-- start Task input --

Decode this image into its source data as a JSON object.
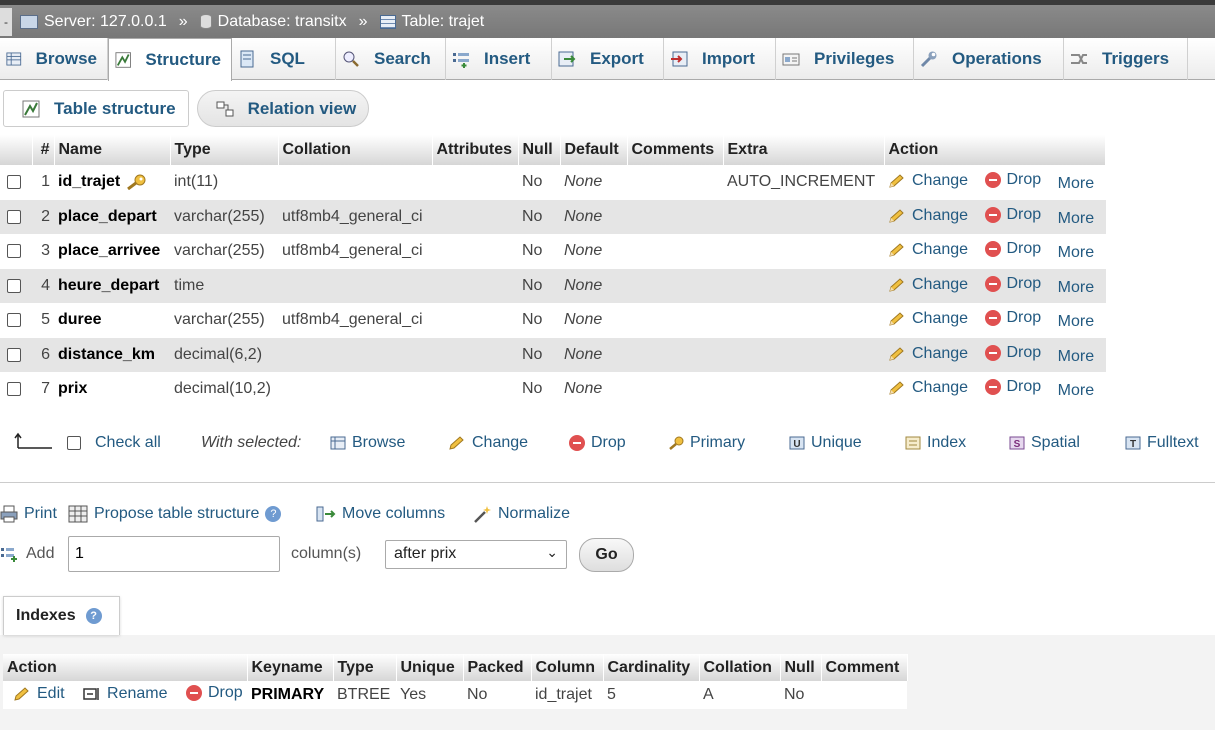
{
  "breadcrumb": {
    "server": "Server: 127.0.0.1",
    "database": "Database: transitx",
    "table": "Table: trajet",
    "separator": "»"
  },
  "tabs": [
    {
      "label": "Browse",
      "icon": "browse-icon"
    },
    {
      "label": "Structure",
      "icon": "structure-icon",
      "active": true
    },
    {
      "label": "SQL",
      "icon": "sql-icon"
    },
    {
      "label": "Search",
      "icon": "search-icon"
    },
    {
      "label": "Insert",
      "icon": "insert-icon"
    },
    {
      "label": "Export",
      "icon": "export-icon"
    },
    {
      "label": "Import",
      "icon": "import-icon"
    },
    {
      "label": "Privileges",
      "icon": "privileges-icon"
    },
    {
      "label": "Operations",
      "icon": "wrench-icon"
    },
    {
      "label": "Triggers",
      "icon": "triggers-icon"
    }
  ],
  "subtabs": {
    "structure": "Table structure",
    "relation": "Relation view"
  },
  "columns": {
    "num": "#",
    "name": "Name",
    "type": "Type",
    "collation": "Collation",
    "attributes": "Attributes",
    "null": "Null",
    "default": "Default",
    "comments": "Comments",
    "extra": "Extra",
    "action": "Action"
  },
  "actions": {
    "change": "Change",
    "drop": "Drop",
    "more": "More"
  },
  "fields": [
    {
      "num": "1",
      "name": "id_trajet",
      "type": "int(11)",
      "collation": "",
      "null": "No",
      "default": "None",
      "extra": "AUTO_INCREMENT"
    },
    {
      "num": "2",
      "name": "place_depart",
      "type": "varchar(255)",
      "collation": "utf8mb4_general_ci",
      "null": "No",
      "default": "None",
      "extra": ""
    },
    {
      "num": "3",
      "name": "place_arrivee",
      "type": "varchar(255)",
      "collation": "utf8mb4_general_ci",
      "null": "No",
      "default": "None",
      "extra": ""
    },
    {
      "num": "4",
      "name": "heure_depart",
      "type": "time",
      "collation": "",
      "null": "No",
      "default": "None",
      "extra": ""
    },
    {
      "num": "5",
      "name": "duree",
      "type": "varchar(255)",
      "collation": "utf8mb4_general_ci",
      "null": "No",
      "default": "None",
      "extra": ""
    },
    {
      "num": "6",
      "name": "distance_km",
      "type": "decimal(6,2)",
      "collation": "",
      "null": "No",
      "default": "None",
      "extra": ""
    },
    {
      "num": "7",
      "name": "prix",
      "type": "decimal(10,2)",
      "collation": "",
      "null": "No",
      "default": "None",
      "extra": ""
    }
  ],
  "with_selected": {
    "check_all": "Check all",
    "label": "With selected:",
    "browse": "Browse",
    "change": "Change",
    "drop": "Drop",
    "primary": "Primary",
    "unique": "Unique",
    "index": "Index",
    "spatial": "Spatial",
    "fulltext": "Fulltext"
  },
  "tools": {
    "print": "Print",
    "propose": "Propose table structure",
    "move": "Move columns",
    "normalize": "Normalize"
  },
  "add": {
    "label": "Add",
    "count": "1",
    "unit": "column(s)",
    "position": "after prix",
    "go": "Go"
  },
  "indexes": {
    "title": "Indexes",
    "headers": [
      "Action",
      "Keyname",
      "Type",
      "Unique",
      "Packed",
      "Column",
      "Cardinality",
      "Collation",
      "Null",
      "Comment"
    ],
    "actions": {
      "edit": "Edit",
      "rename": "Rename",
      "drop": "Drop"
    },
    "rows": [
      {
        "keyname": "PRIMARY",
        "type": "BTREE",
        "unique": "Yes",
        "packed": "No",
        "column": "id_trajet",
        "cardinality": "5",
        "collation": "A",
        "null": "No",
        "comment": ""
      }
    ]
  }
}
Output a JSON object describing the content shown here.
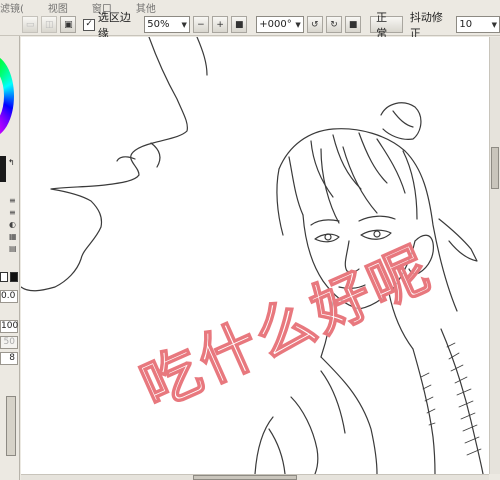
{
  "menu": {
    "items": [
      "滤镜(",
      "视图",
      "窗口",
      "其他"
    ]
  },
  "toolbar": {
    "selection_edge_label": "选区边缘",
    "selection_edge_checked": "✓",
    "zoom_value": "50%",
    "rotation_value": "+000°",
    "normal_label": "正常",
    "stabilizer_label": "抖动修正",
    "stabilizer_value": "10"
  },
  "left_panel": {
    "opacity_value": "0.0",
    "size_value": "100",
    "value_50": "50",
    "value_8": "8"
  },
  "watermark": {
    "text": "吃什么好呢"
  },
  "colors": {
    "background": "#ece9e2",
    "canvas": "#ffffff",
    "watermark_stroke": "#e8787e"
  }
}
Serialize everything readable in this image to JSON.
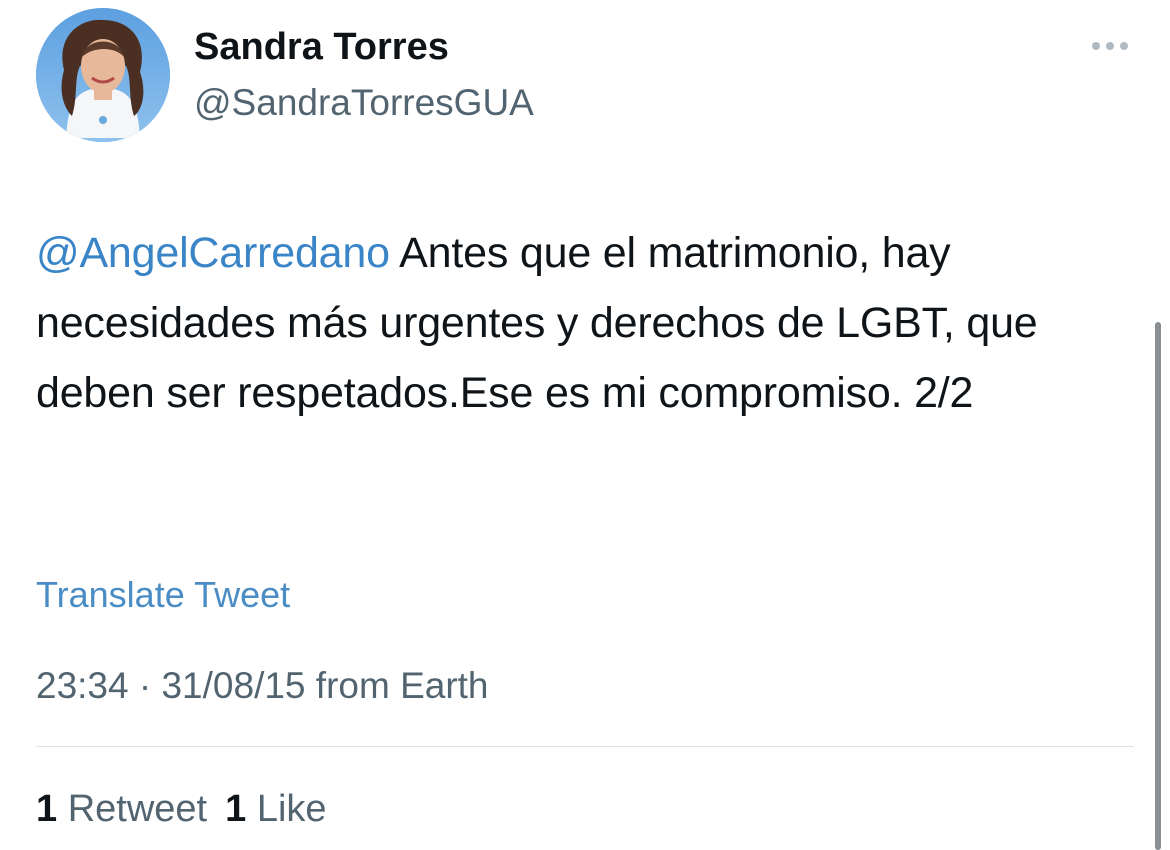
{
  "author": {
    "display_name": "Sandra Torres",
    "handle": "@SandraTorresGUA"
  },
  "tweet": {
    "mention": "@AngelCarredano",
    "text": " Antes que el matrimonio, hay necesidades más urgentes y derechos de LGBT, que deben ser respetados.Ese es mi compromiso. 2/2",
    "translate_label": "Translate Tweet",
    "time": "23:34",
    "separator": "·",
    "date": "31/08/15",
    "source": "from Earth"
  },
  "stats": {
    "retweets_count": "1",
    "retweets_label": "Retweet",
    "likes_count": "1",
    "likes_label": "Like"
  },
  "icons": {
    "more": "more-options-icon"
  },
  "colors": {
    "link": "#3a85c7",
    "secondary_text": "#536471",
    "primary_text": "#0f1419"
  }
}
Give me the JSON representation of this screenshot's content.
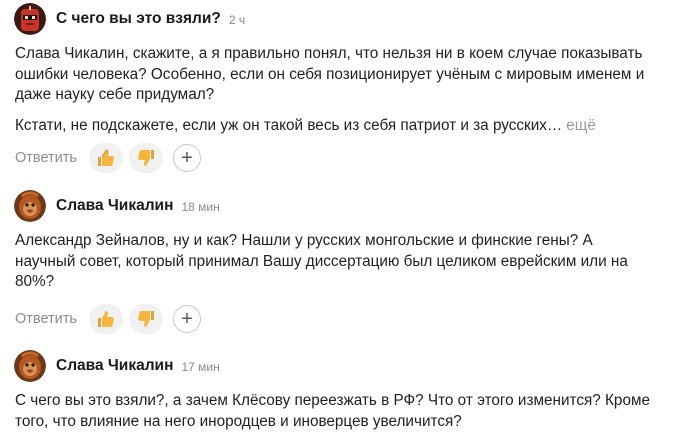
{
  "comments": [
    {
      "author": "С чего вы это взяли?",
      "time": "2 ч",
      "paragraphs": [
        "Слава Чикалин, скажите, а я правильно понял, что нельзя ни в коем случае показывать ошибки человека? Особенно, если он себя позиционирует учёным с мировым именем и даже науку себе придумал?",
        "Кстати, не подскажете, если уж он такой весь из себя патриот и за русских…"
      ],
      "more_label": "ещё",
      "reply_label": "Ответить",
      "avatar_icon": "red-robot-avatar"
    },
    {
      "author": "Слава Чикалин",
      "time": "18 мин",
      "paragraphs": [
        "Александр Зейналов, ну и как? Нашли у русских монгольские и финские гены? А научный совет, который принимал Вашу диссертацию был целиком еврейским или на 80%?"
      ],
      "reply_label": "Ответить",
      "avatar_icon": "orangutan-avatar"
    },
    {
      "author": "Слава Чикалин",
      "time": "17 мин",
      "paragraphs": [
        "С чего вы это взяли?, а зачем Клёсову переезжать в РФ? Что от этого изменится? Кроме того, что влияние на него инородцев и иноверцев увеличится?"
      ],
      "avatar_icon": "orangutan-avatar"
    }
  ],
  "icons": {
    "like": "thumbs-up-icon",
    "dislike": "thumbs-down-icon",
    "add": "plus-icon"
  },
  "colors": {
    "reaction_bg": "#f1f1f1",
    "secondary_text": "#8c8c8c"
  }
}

-- end Task input --

■ What to do
Make an exact copy of the data above, pictures excluded.

■ Answer to the problem
Decode this image into its source data as a JSON object.
{
  "breadcrumb": {
    "server": "Server: 127.0.0.1",
    "database": "Database: transitx",
    "table": "Table: trajet",
    "separator": "»"
  },
  "tabs": [
    {
      "label": "Browse",
      "icon": "browse-icon"
    },
    {
      "label": "Structure",
      "icon": "structure-icon",
      "active": true
    },
    {
      "label": "SQL",
      "icon": "sql-icon"
    },
    {
      "label": "Search",
      "icon": "search-icon"
    },
    {
      "label": "Insert",
      "icon": "insert-icon"
    },
    {
      "label": "Export",
      "icon": "export-icon"
    },
    {
      "label": "Import",
      "icon": "import-icon"
    },
    {
      "label": "Privileges",
      "icon": "privileges-icon"
    },
    {
      "label": "Operations",
      "icon": "wrench-icon"
    },
    {
      "label": "Triggers",
      "icon": "triggers-icon"
    }
  ],
  "subtabs": {
    "structure": "Table structure",
    "relation": "Relation view"
  },
  "columns": {
    "num": "#",
    "name": "Name",
    "type": "Type",
    "collation": "Collation",
    "attributes": "Attributes",
    "null": "Null",
    "default": "Default",
    "comments": "Comments",
    "extra": "Extra",
    "action": "Action"
  },
  "actions": {
    "change": "Change",
    "drop": "Drop",
    "more": "More"
  },
  "fields": [
    {
      "num": "1",
      "name": "id_trajet",
      "type": "int(11)",
      "collation": "",
      "null": "No",
      "default": "None",
      "extra": "AUTO_INCREMENT"
    },
    {
      "num": "2",
      "name": "place_depart",
      "type": "varchar(255)",
      "collation": "utf8mb4_general_ci",
      "null": "No",
      "default": "None",
      "extra": ""
    },
    {
      "num": "3",
      "name": "place_arrivee",
      "type": "varchar(255)",
      "collation": "utf8mb4_general_ci",
      "null": "No",
      "default": "None",
      "extra": ""
    },
    {
      "num": "4",
      "name": "heure_depart",
      "type": "time",
      "collation": "",
      "null": "No",
      "default": "None",
      "extra": ""
    },
    {
      "num": "5",
      "name": "duree",
      "type": "varchar(255)",
      "collation": "utf8mb4_general_ci",
      "null": "No",
      "default": "None",
      "extra": ""
    },
    {
      "num": "6",
      "name": "distance_km",
      "type": "decimal(6,2)",
      "collation": "",
      "null": "No",
      "default": "None",
      "extra": ""
    },
    {
      "num": "7",
      "name": "prix",
      "type": "decimal(10,2)",
      "collation": "",
      "null": "No",
      "default": "None",
      "extra": ""
    }
  ],
  "with_selected": {
    "check_all": "Check all",
    "label": "With selected:",
    "browse": "Browse",
    "change": "Change",
    "drop": "Drop",
    "primary": "Primary",
    "unique": "Unique",
    "index": "Index",
    "spatial": "Spatial",
    "fulltext": "Fulltext"
  },
  "tools": {
    "print": "Print",
    "propose": "Propose table structure",
    "move": "Move columns",
    "normalize": "Normalize"
  },
  "add": {
    "label": "Add",
    "count": "1",
    "unit": "column(s)",
    "position": "after prix",
    "go": "Go"
  },
  "indexes": {
    "title": "Indexes",
    "headers": [
      "Action",
      "Keyname",
      "Type",
      "Unique",
      "Packed",
      "Column",
      "Cardinality",
      "Collation",
      "Null",
      "Comment"
    ],
    "actions": {
      "edit": "Edit",
      "rename": "Rename",
      "drop": "Drop"
    },
    "rows": [
      {
        "keyname": "PRIMARY",
        "type": "BTREE",
        "unique": "Yes",
        "packed": "No",
        "column": "id_trajet",
        "cardinality": "5",
        "collation": "A",
        "null": "No",
        "comment": ""
      }
    ]
  }
}
Output a JSON object describing the content shown here.
{
  "menu": {
    "items": [
      "滤镜(",
      "视图",
      "窗口",
      "其他"
    ]
  },
  "toolbar": {
    "selection_edge_label": "选区边缘",
    "selection_edge_checked": "✓",
    "zoom_value": "50%",
    "rotation_value": "+000°",
    "normal_label": "正常",
    "stabilizer_label": "抖动修正",
    "stabilizer_value": "10"
  },
  "left_panel": {
    "opacity_value": "0.0",
    "size_value": "100",
    "value_50": "50",
    "value_8": "8"
  },
  "watermark": {
    "text": "吃什么好呢"
  },
  "colors": {
    "background": "#ece9e2",
    "canvas": "#ffffff",
    "watermark_stroke": "#e8787e"
  }
}
Serialize everything readable in this image to JSON.
{
  "author": {
    "display_name": "Sandra Torres",
    "handle": "@SandraTorresGUA"
  },
  "tweet": {
    "mention": "@AngelCarredano",
    "text": " Antes que el matrimonio, hay necesidades más urgentes y derechos de LGBT, que deben ser respetados.Ese es mi compromiso. 2/2",
    "translate_label": "Translate Tweet",
    "time": "23:34",
    "separator": "·",
    "date": "31/08/15",
    "source": "from Earth"
  },
  "stats": {
    "retweets_count": "1",
    "retweets_label": "Retweet",
    "likes_count": "1",
    "likes_label": "Like"
  },
  "icons": {
    "more": "more-options-icon"
  },
  "colors": {
    "link": "#3a85c7",
    "secondary_text": "#536471",
    "primary_text": "#0f1419"
  }
}
Give me the JSON representation of this screenshot's content.
{
  "comments": [
    {
      "author": "С чего вы это взяли?",
      "time": "2 ч",
      "paragraphs": [
        "Слава Чикалин, скажите, а я правильно понял, что нельзя ни в коем случае показывать ошибки человека? Особенно, если он себя позиционирует учёным с мировым именем и даже науку себе придумал?",
        "Кстати, не подскажете, если уж он такой весь из себя патриот и за русских…"
      ],
      "more_label": "ещё",
      "reply_label": "Ответить",
      "avatar_icon": "red-robot-avatar"
    },
    {
      "author": "Слава Чикалин",
      "time": "18 мин",
      "paragraphs": [
        "Александр Зейналов, ну и как? Нашли у русских монгольские и финские гены? А научный совет, который принимал Вашу диссертацию был целиком еврейским или на 80%?"
      ],
      "reply_label": "Ответить",
      "avatar_icon": "orangutan-avatar"
    },
    {
      "author": "Слава Чикалин",
      "time": "17 мин",
      "paragraphs": [
        "С чего вы это взяли?, а зачем Клёсову переезжать в РФ? Что от этого изменится? Кроме того, что влияние на него инородцев и иноверцев увеличится?"
      ],
      "avatar_icon": "orangutan-avatar"
    }
  ],
  "icons": {
    "like": "thumbs-up-icon",
    "dislike": "thumbs-down-icon",
    "add": "plus-icon"
  },
  "colors": {
    "reaction_bg": "#f1f1f1",
    "secondary_text": "#8c8c8c"
  }
}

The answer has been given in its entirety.